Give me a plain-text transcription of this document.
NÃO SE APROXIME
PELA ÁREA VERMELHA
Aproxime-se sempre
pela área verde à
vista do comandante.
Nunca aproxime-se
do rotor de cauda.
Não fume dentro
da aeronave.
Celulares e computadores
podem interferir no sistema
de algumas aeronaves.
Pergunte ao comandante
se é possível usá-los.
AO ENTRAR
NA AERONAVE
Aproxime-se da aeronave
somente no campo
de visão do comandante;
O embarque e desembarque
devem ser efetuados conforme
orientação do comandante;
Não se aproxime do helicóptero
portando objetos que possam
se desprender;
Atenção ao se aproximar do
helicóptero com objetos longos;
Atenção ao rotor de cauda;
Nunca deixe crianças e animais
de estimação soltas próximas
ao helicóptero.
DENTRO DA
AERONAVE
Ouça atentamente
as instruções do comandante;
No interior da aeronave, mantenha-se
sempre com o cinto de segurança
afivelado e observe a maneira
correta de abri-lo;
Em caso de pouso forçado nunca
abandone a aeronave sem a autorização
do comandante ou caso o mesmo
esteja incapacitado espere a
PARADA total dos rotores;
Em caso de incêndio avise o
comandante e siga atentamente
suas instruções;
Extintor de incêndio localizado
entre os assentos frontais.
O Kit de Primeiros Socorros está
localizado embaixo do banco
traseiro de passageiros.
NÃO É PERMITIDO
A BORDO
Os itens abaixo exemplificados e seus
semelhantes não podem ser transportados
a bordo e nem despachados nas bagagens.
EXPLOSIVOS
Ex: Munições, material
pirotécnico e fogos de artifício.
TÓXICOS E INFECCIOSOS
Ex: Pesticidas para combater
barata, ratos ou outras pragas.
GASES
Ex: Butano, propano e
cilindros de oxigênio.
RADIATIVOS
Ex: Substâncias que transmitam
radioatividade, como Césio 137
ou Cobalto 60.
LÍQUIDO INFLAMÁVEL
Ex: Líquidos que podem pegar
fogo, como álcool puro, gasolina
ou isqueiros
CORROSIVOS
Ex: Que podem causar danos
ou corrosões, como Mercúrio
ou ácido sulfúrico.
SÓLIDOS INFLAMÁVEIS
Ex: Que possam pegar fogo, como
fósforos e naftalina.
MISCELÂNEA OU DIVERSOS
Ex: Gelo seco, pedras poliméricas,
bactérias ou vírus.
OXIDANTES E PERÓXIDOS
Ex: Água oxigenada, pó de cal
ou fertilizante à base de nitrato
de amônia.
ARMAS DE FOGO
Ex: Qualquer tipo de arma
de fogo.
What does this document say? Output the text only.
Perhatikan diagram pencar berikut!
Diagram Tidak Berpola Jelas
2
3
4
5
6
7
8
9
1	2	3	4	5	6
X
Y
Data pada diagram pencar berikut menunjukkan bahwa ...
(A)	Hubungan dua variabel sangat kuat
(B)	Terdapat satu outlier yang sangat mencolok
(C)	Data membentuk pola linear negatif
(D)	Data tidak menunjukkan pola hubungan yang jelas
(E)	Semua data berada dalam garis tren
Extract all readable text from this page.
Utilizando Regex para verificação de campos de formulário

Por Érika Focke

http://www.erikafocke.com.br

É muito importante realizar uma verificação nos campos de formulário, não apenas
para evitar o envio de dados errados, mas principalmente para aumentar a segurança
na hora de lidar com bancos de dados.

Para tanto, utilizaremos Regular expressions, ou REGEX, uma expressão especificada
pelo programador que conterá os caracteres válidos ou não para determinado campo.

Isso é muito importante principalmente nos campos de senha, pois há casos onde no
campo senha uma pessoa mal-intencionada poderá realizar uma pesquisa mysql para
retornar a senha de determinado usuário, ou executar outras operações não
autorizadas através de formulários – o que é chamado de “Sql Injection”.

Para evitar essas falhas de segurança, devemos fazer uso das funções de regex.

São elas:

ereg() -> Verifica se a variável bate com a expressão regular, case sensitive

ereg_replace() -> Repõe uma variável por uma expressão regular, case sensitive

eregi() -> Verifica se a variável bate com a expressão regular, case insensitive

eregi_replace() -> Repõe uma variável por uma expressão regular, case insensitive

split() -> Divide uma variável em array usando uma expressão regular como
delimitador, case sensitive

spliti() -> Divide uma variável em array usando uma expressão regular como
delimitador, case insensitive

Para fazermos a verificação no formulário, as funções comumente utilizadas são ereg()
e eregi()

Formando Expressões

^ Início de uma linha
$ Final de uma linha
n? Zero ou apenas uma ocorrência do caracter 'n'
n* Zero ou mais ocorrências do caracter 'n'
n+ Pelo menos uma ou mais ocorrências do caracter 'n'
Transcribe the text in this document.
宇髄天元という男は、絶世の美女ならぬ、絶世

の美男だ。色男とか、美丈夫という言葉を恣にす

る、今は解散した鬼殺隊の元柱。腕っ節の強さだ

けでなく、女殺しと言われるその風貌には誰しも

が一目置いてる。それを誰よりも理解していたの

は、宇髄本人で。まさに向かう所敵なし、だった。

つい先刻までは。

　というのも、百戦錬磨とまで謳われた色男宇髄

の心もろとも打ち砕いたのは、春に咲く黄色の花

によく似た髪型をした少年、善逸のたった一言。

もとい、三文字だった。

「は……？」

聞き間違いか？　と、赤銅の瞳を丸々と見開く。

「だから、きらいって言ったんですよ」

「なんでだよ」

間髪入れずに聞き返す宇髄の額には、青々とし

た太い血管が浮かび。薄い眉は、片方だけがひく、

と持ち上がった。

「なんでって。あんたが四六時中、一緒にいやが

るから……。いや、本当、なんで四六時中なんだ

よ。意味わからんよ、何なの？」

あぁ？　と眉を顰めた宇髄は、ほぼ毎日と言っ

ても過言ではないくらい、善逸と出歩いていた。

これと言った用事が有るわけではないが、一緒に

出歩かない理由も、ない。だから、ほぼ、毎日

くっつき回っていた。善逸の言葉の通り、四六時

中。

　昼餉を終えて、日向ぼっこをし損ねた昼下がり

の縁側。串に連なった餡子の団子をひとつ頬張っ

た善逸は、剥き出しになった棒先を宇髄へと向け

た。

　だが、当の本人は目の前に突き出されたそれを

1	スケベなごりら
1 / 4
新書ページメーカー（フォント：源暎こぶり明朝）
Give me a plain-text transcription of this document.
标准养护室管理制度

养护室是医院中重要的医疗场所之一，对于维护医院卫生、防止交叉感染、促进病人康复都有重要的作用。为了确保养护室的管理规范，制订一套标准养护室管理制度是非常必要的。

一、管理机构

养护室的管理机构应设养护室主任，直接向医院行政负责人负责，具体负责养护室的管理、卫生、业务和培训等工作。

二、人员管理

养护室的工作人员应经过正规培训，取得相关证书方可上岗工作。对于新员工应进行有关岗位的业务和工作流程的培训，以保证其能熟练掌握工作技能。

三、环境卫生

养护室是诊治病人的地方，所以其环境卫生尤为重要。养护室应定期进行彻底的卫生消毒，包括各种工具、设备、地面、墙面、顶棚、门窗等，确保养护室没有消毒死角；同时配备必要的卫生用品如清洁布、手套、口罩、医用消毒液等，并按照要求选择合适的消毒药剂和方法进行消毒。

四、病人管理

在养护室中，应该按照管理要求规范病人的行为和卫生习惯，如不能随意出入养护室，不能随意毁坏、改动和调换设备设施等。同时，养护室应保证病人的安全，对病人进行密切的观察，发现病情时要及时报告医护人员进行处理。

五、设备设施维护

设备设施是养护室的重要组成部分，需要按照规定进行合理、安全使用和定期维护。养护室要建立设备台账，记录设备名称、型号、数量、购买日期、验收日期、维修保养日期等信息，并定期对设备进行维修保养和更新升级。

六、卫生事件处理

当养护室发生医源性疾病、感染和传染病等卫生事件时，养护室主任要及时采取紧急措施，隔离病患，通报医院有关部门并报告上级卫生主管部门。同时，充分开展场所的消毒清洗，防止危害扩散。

▬▬▬▬▬▬▬▬▬▬

## AIM
Write out the whole listing exactly.

## ANSWER IN FULL
Give me a plain-text transcription of this document.
NÃO SE APROXIME
PELA ÁREA VERMELHA
Aproxime-se sempre
pela área verde à
vista do comandante.
Nunca aproxime-se
do rotor de cauda.
Não fume dentro
da aeronave.
Celulares e computadores
podem interferir no sistema
de algumas aeronaves.
Pergunte ao comandante
se é possível usá-los.
AO ENTRAR
NA AERONAVE
Aproxime-se da aeronave
somente no campo
de visão do comandante;
O embarque e desembarque
devem ser efetuados conforme
orientação do comandante;
Não se aproxime do helicóptero
portando objetos que possam
se desprender;
Atenção ao se aproximar do
helicóptero com objetos longos;
Atenção ao rotor de cauda;
Nunca deixe crianças e animais
de estimação soltas próximas
ao helicóptero.
DENTRO DA
AERONAVE
Ouça atentamente
as instruções do comandante;
No interior da aeronave, mantenha-se
sempre com o cinto de segurança
afivelado e observe a maneira
correta de abri-lo;
Em caso de pouso forçado nunca
abandone a aeronave sem a autorização
do comandante ou caso o mesmo
esteja incapacitado espere a
PARADA total dos rotores;
Em caso de incêndio avise o
comandante e siga atentamente
suas instruções;
Extintor de incêndio localizado
entre os assentos frontais.
O Kit de Primeiros Socorros está
localizado embaixo do banco
traseiro de passageiros.
NÃO É PERMITIDO
A BORDO
Os itens abaixo exemplificados e seus
semelhantes não podem ser transportados
a bordo e nem despachados nas bagagens.
EXPLOSIVOS
Ex: Munições, material
pirotécnico e fogos de artifício.
TÓXICOS E INFECCIOSOS
Ex: Pesticidas para combater
barata, ratos ou outras pragas.
GASES
Ex: Butano, propano e
cilindros de oxigênio.
RADIATIVOS
Ex: Substâncias que transmitam
radioatividade, como Césio 137
ou Cobalto 60.
LÍQUIDO INFLAMÁVEL
Ex: Líquidos que podem pegar
fogo, como álcool puro, gasolina
ou isqueiros
CORROSIVOS
Ex: Que podem causar danos
ou corrosões, como Mercúrio
ou ácido sulfúrico.
SÓLIDOS INFLAMÁVEIS
Ex: Que possam pegar fogo, como
fósforos e naftalina.
MISCELÂNEA OU DIVERSOS
Ex: Gelo seco, pedras poliméricas,
bactérias ou vírus.
OXIDANTES E PERÓXIDOS
Ex: Água oxigenada, pó de cal
ou fertilizante à base de nitrato
de amônia.
ARMAS DE FOGO
Ex: Qualquer tipo de arma
de fogo.
What does this document say? Output the text only.
Perhatikan diagram pencar berikut!
Diagram Tidak Berpola Jelas
2
3
4
5
6
7
8
9
1	2	3	4	5	6
X
Y
Data pada diagram pencar berikut menunjukkan bahwa ...
(A)	Hubungan dua variabel sangat kuat
(B)	Terdapat satu outlier yang sangat mencolok
(C)	Data membentuk pola linear negatif
(D)	Data tidak menunjukkan pola hubungan yang jelas
(E)	Semua data berada dalam garis tren
Extract all readable text from this page.
Utilizando Regex para verificação de campos de formulário

Por Érika Focke

http://www.erikafocke.com.br

É muito importante realizar uma verificação nos campos de formulário, não apenas
para evitar o envio de dados errados, mas principalmente para aumentar a segurança
na hora de lidar com bancos de dados.

Para tanto, utilizaremos Regular expressions, ou REGEX, uma expressão especificada
pelo programador que conterá os caracteres válidos ou não para determinado campo.

Isso é muito importante principalmente nos campos de senha, pois há casos onde no
campo senha uma pessoa mal-intencionada poderá realizar uma pesquisa mysql para
retornar a senha de determinado usuário, ou executar outras operações não
autorizadas através de formulários – o que é chamado de “Sql Injection”.

Para evitar essas falhas de segurança, devemos fazer uso das funções de regex.

São elas:

ereg() -> Verifica se a variável bate com a expressão regular, case sensitive

ereg_replace() -> Repõe uma variável por uma expressão regular, case sensitive

eregi() -> Verifica se a variável bate com a expressão regular, case insensitive

eregi_replace() -> Repõe uma variável por uma expressão regular, case insensitive

split() -> Divide uma variável em array usando uma expressão regular como
delimitador, case sensitive

spliti() -> Divide uma variável em array usando uma expressão regular como
delimitador, case insensitive

Para fazermos a verificação no formulário, as funções comumente utilizadas são ereg()
e eregi()

Formando Expressões

^ Início de uma linha
$ Final de uma linha
n? Zero ou apenas uma ocorrência do caracter 'n'
n* Zero ou mais ocorrências do caracter 'n'
n+ Pelo menos uma ou mais ocorrências do caracter 'n'
Transcribe the text in this document.
宇髄天元という男は、絶世の美女ならぬ、絶世

の美男だ。色男とか、美丈夫という言葉を恣にす

る、今は解散した鬼殺隊の元柱。腕っ節の強さだ

けでなく、女殺しと言われるその風貌には誰しも

が一目置いてる。それを誰よりも理解していたの

は、宇髄本人で。まさに向かう所敵なし、だった。

つい先刻までは。

　というのも、百戦錬磨とまで謳われた色男宇髄

の心もろとも打ち砕いたのは、春に咲く黄色の花

によく似た髪型をした少年、善逸のたった一言。

もとい、三文字だった。

「は……？」

聞き間違いか？　と、赤銅の瞳を丸々と見開く。

「だから、きらいって言ったんですよ」

「なんでだよ」

間髪入れずに聞き返す宇髄の額には、青々とし

た太い血管が浮かび。薄い眉は、片方だけがひく、

と持ち上がった。

「なんでって。あんたが四六時中、一緒にいやが

るから……。いや、本当、なんで四六時中なんだ

よ。意味わからんよ、何なの？」

あぁ？　と眉を顰めた宇髄は、ほぼ毎日と言っ

ても過言ではないくらい、善逸と出歩いていた。

これと言った用事が有るわけではないが、一緒に

出歩かない理由も、ない。だから、ほぼ、毎日

くっつき回っていた。善逸の言葉の通り、四六時

中。

　昼餉を終えて、日向ぼっこをし損ねた昼下がり

の縁側。串に連なった餡子の団子をひとつ頬張っ

た善逸は、剥き出しになった棒先を宇髄へと向け

た。

　だが、当の本人は目の前に突き出されたそれを

1	スケベなごりら
1 / 4
新書ページメーカー（フォント：源暎こぶり明朝）
Give me a plain-text transcription of this document.
标准养护室管理制度

养护室是医院中重要的医疗场所之一，对于维护医院卫生、防止交叉感染、促进病人康复都有重要的作用。为了确保养护室的管理规范，制订一套标准养护室管理制度是非常必要的。

一、管理机构

养护室的管理机构应设养护室主任，直接向医院行政负责人负责，具体负责养护室的管理、卫生、业务和培训等工作。

二、人员管理

养护室的工作人员应经过正规培训，取得相关证书方可上岗工作。对于新员工应进行有关岗位的业务和工作流程的培训，以保证其能熟练掌握工作技能。

三、环境卫生

养护室是诊治病人的地方，所以其环境卫生尤为重要。养护室应定期进行彻底的卫生消毒，包括各种工具、设备、地面、墙面、顶棚、门窗等，确保养护室没有消毒死角；同时配备必要的卫生用品如清洁布、手套、口罩、医用消毒液等，并按照要求选择合适的消毒药剂和方法进行消毒。

四、病人管理

在养护室中，应该按照管理要求规范病人的行为和卫生习惯，如不能随意出入养护室，不能随意毁坏、改动和调换设备设施等。同时，养护室应保证病人的安全，对病人进行密切的观察，发现病情时要及时报告医护人员进行处理。

五、设备设施维护

设备设施是养护室的重要组成部分，需要按照规定进行合理、安全使用和定期维护。养护室要建立设备台账，记录设备名称、型号、数量、购买日期、验收日期、维修保养日期等信息，并定期对设备进行维修保养和更新升级。

六、卫生事件处理

当养护室发生医源性疾病、感染和传染病等卫生事件时，养护室主任要及时采取紧急措施，隔离病患，通报医院有关部门并报告上级卫生主管部门。同时，充分开展场所的消毒清洗，防止危害扩散。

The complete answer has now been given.